TASK — Select, from the material below, each line with "должны" in it.

DATASET CONTENT —
________________________________________

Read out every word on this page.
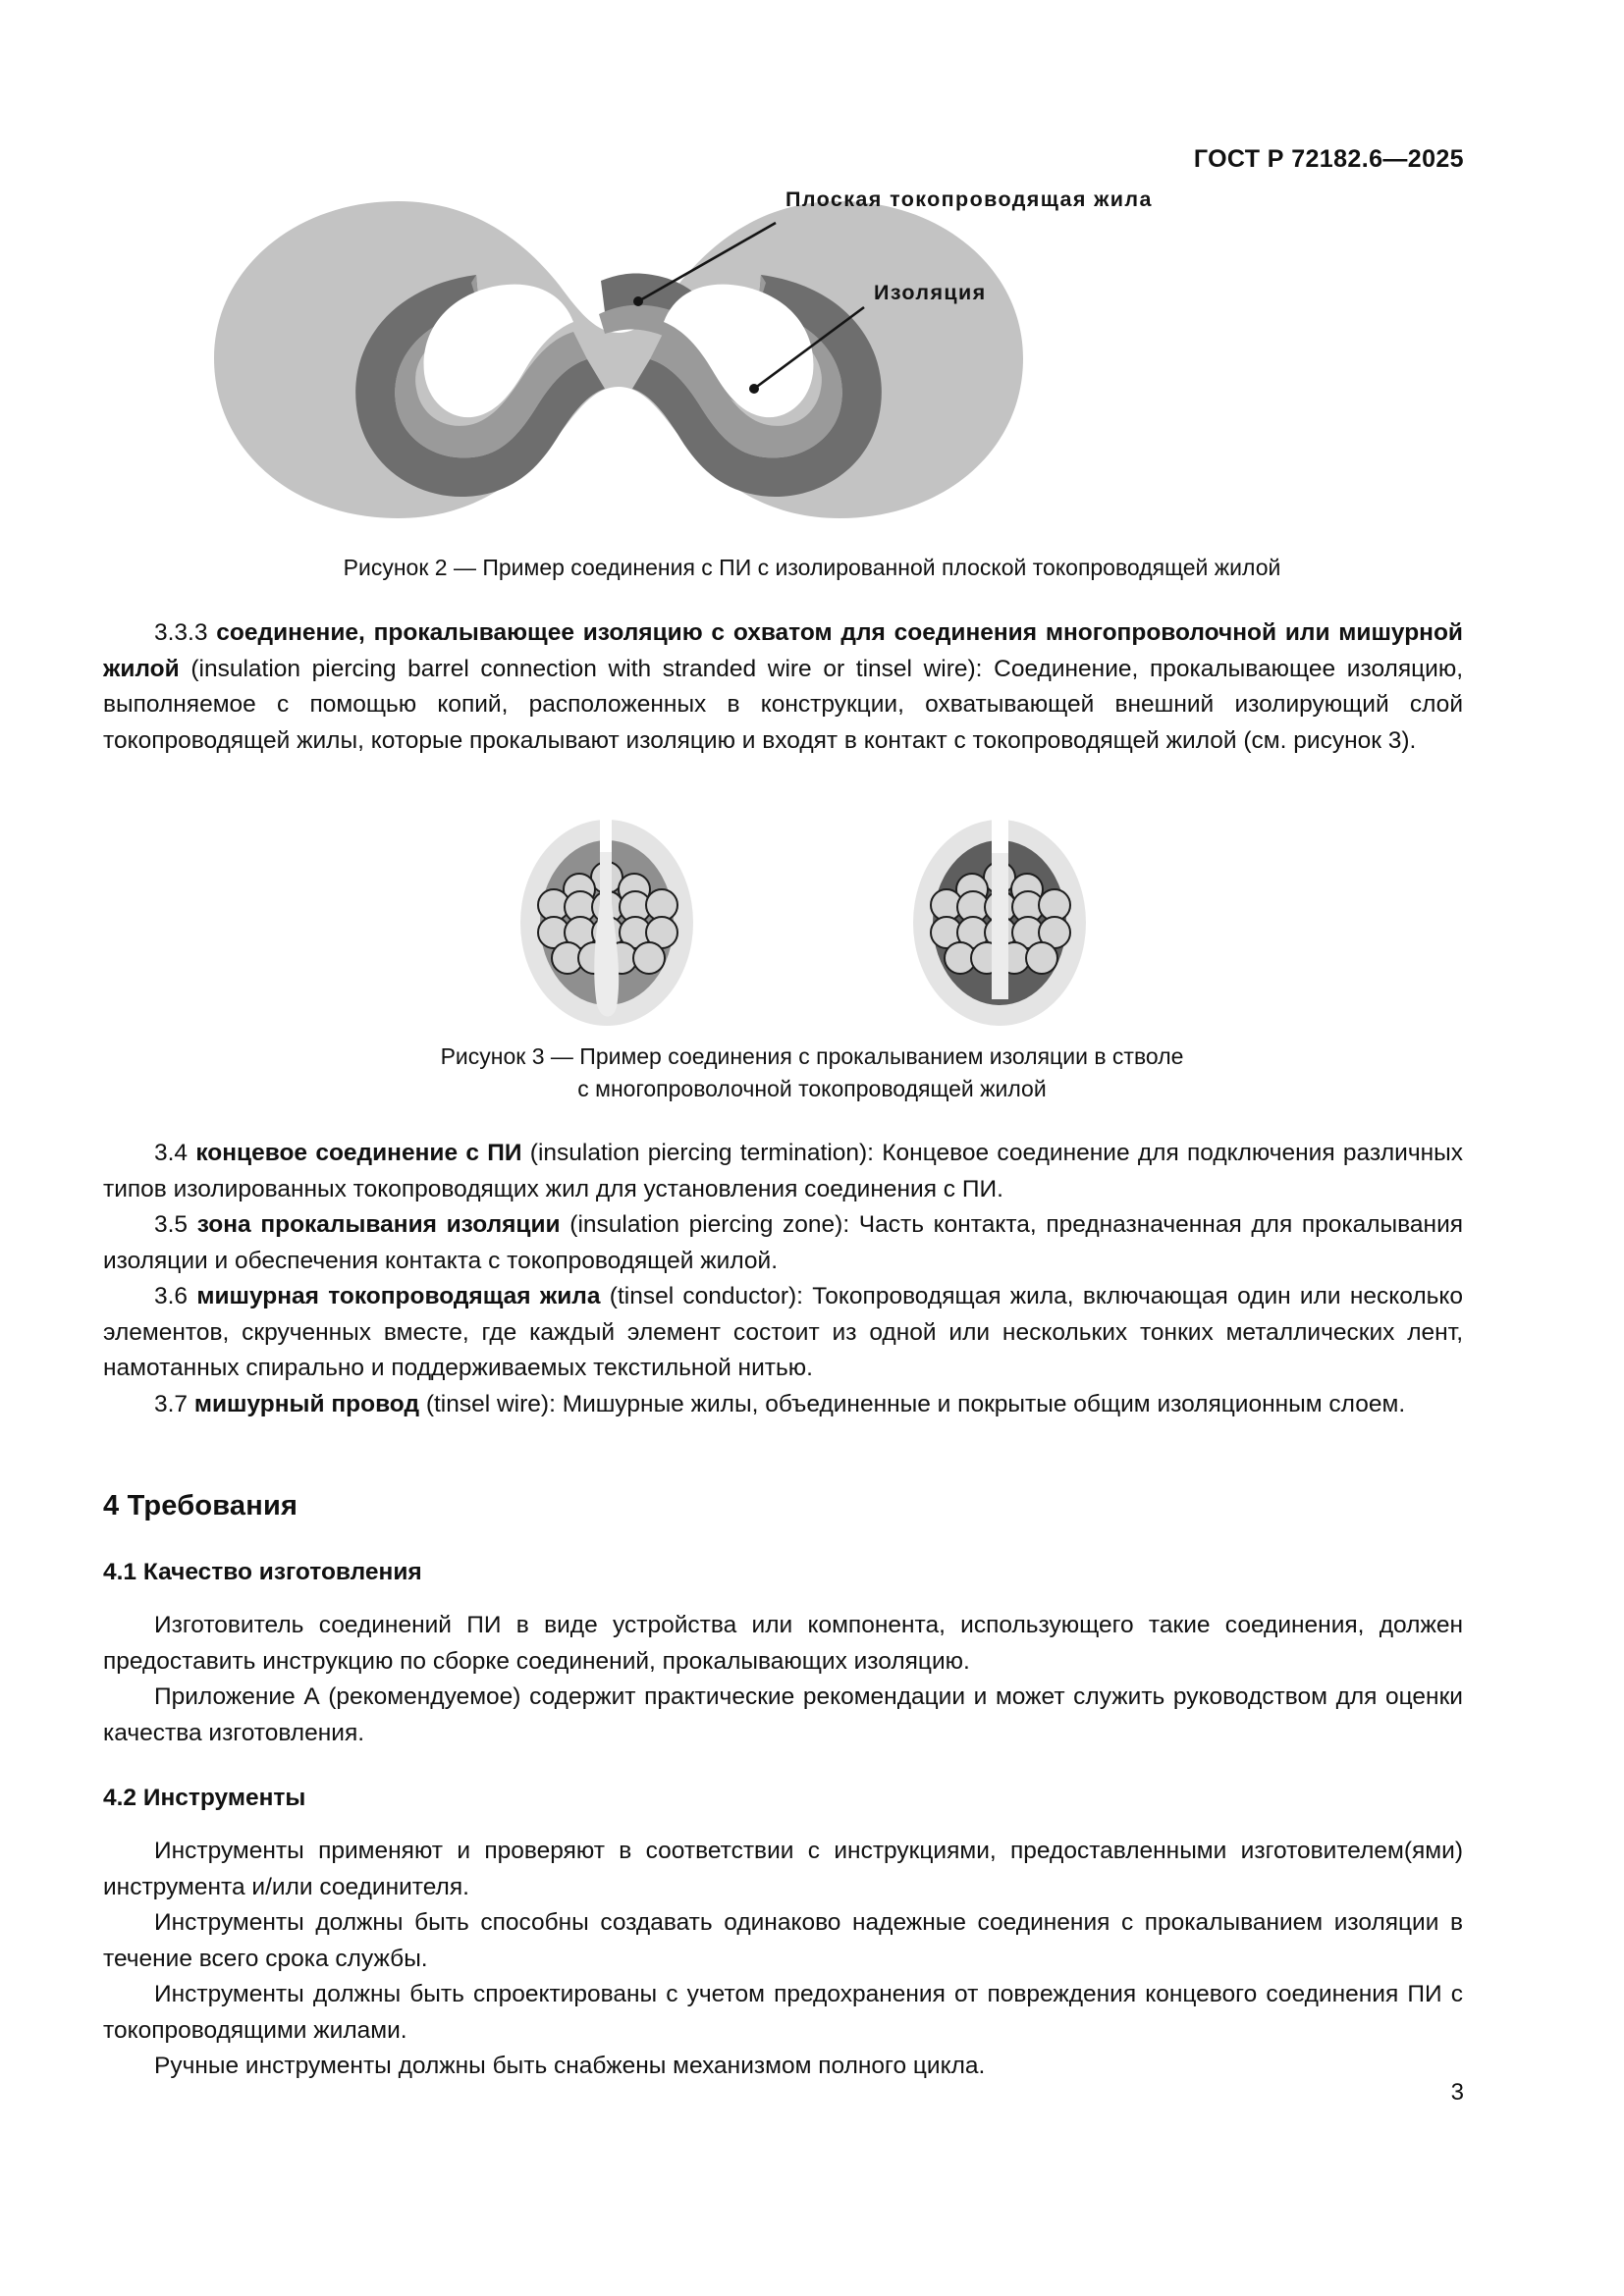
ГОСТ Р 72182.6—2025
Плоская токопроводящая жила
Изоляция
Рисунок 2 — Пример соединения с ПИ с изолированной плоской токопроводящей жилой

3.3.3 соединение, прокалывающее изоляцию с охватом для соединения многопроволочной или мишурной жилой (insulation piercing barrel connection with stranded wire or tinsel wire): Соединение, прокалывающее изоляцию, выполняемое с помощью копий, расположенных в конструкции, охватывающей внешний изолирующий слой токопроводящей жилы, которые прокалывают изоляцию и входят в контакт с токопроводящей жилой (см. рисунок 3).

Рисунок 3 — Пример соединения с прокалыванием изоляции в стволе
с многопроволочной токопроводящей жилой

3.4 концевое соединение с ПИ (insulation piercing termination): Концевое соединение для подключения различных типов изолированных токопроводящих жил для установления соединения с ПИ.

3.5 зона прокалывания изоляции (insulation piercing zone): Часть контакта, предназначенная для прокалывания изоляции и обеспечения контакта с токопроводящей жилой.

3.6 мишурная токопроводящая жила (tinsel conductor): Токопроводящая жила, включающая один или несколько элементов, скрученных вместе, где каждый элемент состоит из одной или нескольких тонких металлических лент, намотанных спирально и поддерживаемых текстильной нитью.

3.7 мишурный провод (tinsel wire): Мишурные жилы, объединенные и покрытые общим изоляционным слоем.

4 Требования
4.1 Качество изготовления

Изготовитель соединений ПИ в виде устройства или компонента, использующего такие соединения, должен предоставить инструкцию по сборке соединений, прокалывающих изоляцию.

Приложение А (рекомендуемое) содержит практические рекомендации и может служить руководством для оценки качества изготовления.

4.2 Инструменты

Инструменты применяют и проверяют в соответствии с инструкциями, предоставленными изготовителем(ями) инструмента и/или соединителя.

Инструменты должны быть способны создавать одинаково надежные соединения с прокалыванием изоляции в течение всего срока службы.

Инструменты должны быть спроектированы с учетом предохранения от повреждения концевого соединения ПИ с токопроводящими жилами.

Ручные инструменты должны быть снабжены механизмом полного цикла.

3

________________________________________

THE RESPONSE —
Инструменты должны быть способны создавать одинаково надежные соединения с прокалыванием изоляции в течение всего срока службы.
Инструменты должны быть спроектированы с учетом предохранения от повреждения концевого соединения ПИ с токопроводящими жилами.
Ручные инструменты должны быть снабжены механизмом полного цикла.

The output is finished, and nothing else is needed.